─── EXCERPT PROVIDED

= Central Command of the Arab Socialist Ba'ath Party – Syria Region =

Ruling organ of the Syrian Ba'athist party and of the Syrian-led Ba'athist movement

The Central Command of the Arab Socialist Ba'ath Party (القيادة المركزية لحزب البعث العربي الاشتراكي), which was established through the merger of the National Command of the Arab Socialist Ba'ath Party and the Regional Command of the Syrian Regional Branch of the Arab Socialist Ba'ath Party in 2018, was the ruling organ of the Ba'ath Party organization in Syria and the Syrian-led Ba'athist movement. Its predecessor, the Regional Command, stems from Ba'athist ideology, where region literally means an Arab state. Until 2012, according to the Syrian Constitution of 1973, the Central Command had the power to nominate a candidate for President. While the constitution did not state that the Secretary-General of the Central Command was the President of Syria, the charter of the National Progressive Front (NPF), of which the Ba'ath Party was a member, stated that the President and the Secretary-General was the NPF President, but this was not stated in any legal document.

The 1st Extraordinary Regional Congress held in 1964 decided that the Secretary-General of the Central Command would also be head of state. Amin al-Hafiz, the incumbent secretary, became head of state and retained his post as Prime Minister. At the 2nd Regional Congress in 1965, the Military Committee weakened the powers of the National Command by passing a resolution that the Regional Secretary of the Regional Command was ex officio head of state. The secretariat was given the powers to appoint the Prime Minister, the cabinet, the commander-in-chief and the leading military commanders.

Before the 1970 Corrective Movement that brought Hafez al-Assad to power, the local party leadership was elected by fellow Ba'ath Party members; when al-Assad came to power the Central Command began to appoint all party officials. Under Bashar al-Assad this policy was reversed, and party members were again able to elect the local party leadership, but candidates had to be approved by the party leadership.

──────
─── GIVEN INFORMATION

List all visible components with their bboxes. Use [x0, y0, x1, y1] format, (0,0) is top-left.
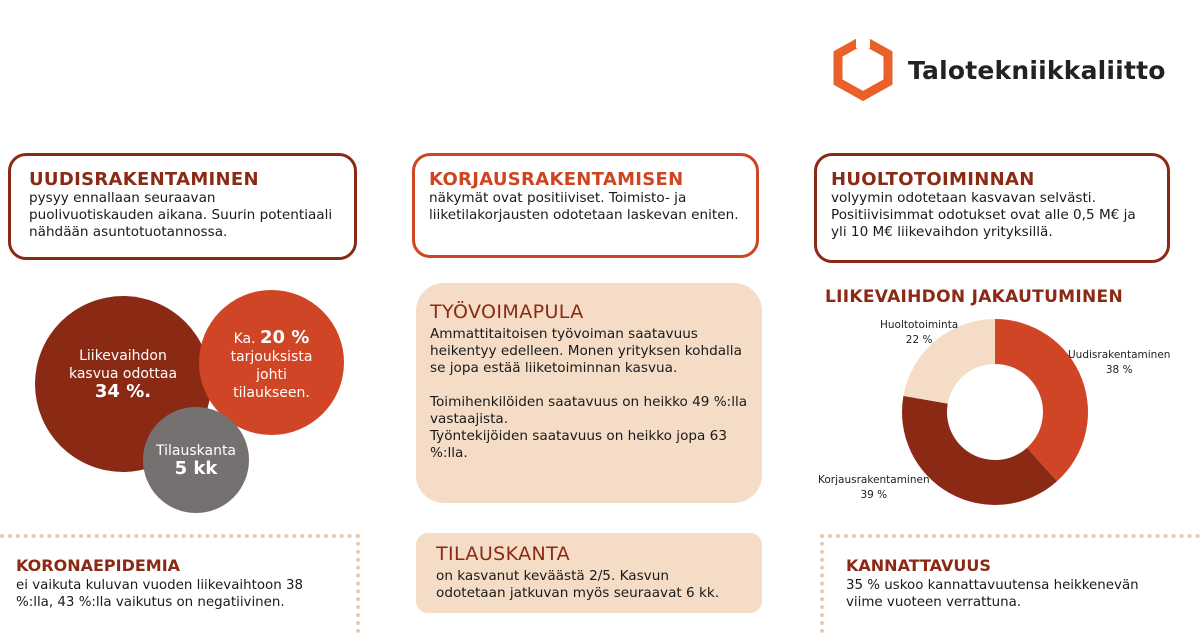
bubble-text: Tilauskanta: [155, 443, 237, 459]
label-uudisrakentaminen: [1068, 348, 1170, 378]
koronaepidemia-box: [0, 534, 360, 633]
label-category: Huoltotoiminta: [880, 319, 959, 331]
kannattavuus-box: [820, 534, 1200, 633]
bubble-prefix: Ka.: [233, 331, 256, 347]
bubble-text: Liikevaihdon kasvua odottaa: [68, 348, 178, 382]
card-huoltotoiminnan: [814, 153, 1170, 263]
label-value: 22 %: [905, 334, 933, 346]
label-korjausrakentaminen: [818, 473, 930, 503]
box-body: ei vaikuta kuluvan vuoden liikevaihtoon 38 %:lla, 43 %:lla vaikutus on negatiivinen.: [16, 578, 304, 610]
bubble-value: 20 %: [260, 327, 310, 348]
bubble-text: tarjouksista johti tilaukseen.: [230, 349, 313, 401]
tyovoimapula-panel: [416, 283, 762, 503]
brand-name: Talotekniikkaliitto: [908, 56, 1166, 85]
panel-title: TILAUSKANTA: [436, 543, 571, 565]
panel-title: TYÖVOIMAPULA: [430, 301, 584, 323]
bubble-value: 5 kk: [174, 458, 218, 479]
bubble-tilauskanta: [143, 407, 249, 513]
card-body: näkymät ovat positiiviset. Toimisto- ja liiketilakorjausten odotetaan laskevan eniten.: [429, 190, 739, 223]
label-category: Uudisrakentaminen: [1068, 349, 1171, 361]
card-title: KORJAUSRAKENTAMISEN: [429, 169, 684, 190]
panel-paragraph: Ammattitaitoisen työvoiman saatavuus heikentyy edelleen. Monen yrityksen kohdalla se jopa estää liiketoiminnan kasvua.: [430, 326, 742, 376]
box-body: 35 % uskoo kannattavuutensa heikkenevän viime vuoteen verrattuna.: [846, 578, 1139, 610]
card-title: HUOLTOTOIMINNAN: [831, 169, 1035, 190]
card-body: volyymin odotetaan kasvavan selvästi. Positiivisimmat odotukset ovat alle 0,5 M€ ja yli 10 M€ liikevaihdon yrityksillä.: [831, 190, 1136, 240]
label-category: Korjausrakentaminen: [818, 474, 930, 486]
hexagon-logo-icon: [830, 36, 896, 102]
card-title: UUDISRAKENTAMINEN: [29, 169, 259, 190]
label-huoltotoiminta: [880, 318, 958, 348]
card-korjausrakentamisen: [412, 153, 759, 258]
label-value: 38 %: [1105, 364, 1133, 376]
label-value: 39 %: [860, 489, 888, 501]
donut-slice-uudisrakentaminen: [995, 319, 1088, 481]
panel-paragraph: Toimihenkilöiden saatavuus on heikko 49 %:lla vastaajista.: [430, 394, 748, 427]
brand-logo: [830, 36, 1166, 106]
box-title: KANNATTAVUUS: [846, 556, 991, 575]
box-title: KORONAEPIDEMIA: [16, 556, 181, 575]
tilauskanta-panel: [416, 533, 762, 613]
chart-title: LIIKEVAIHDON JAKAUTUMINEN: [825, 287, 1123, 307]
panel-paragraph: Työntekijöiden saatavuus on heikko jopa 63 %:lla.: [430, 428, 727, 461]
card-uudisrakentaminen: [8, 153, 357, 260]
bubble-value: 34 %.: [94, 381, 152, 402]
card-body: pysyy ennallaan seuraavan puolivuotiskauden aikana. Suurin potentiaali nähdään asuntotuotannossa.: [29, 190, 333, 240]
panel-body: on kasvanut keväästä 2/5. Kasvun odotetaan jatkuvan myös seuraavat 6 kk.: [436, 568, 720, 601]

──────
─── GIVEN INFORMATION

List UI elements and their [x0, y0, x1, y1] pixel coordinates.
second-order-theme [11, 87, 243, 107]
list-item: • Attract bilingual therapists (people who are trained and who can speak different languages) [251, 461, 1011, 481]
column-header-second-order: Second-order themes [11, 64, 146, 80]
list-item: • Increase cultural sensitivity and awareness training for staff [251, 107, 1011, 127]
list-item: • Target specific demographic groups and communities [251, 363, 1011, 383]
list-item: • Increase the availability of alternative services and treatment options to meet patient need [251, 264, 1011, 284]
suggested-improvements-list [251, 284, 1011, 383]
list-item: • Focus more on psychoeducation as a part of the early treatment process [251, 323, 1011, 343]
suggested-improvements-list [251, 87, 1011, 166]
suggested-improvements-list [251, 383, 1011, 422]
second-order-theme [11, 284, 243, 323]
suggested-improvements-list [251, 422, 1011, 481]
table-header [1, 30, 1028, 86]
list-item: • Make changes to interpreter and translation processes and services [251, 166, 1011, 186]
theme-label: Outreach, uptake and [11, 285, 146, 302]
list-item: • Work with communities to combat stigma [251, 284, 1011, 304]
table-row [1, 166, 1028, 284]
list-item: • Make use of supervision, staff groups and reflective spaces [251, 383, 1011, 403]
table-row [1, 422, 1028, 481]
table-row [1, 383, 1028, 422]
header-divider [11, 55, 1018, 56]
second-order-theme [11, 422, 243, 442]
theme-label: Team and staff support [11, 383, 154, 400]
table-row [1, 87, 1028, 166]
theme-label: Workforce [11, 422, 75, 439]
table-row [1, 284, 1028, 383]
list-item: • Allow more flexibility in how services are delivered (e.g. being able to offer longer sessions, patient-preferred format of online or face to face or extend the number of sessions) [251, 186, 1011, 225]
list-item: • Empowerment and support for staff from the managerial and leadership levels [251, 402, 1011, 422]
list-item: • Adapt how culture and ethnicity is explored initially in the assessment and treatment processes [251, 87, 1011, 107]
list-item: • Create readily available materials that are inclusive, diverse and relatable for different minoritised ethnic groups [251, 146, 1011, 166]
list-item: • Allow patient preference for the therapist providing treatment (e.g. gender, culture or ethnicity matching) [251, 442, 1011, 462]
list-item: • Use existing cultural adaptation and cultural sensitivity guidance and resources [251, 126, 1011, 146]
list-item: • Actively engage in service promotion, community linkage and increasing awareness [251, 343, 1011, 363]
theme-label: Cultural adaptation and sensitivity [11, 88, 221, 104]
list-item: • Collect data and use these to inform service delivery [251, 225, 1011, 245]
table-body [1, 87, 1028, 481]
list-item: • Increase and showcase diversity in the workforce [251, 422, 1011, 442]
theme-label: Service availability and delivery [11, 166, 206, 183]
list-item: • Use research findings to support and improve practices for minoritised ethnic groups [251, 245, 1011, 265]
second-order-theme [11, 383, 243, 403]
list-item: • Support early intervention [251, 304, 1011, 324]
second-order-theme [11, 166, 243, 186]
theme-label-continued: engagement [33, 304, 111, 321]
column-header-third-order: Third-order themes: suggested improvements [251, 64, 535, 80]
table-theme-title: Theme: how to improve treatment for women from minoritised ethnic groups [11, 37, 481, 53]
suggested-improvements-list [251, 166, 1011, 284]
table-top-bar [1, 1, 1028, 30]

──────

# TASKS AND EXERCISES
A. According to the text on the Central Command of the Syrian Ba'ath Party, which two bodies merged in 2018 to form it?
B. Pick up the text on the Central Command of the Syrian Ba'ath Party after its last sentence and carry it forward.

# RESULTS FOR EACH TASK
A. The National Command of the Arab Socialist Ba'ath Party and the Regional Command of the Syrian Regional Branch of the Arab Socialist Ba'ath Party.

B.
The Central Command was officially responsible to the Regional Congress. The Central Command was supposed to be subordinate to the National Command, and official media portrayed it as such to stress the government's commitment to Ba'athist ideology. Since Hafez al-Assad's rise to power, the National Command was subordinate to the Central Command. Before the schism between the Military Committee led by Salah Jadid and the Aflaqites, and the ensuing 1966 coup d'état, the National Command was the leading party organ. The Central Command was the most powerful institution in Ba'athist Syria.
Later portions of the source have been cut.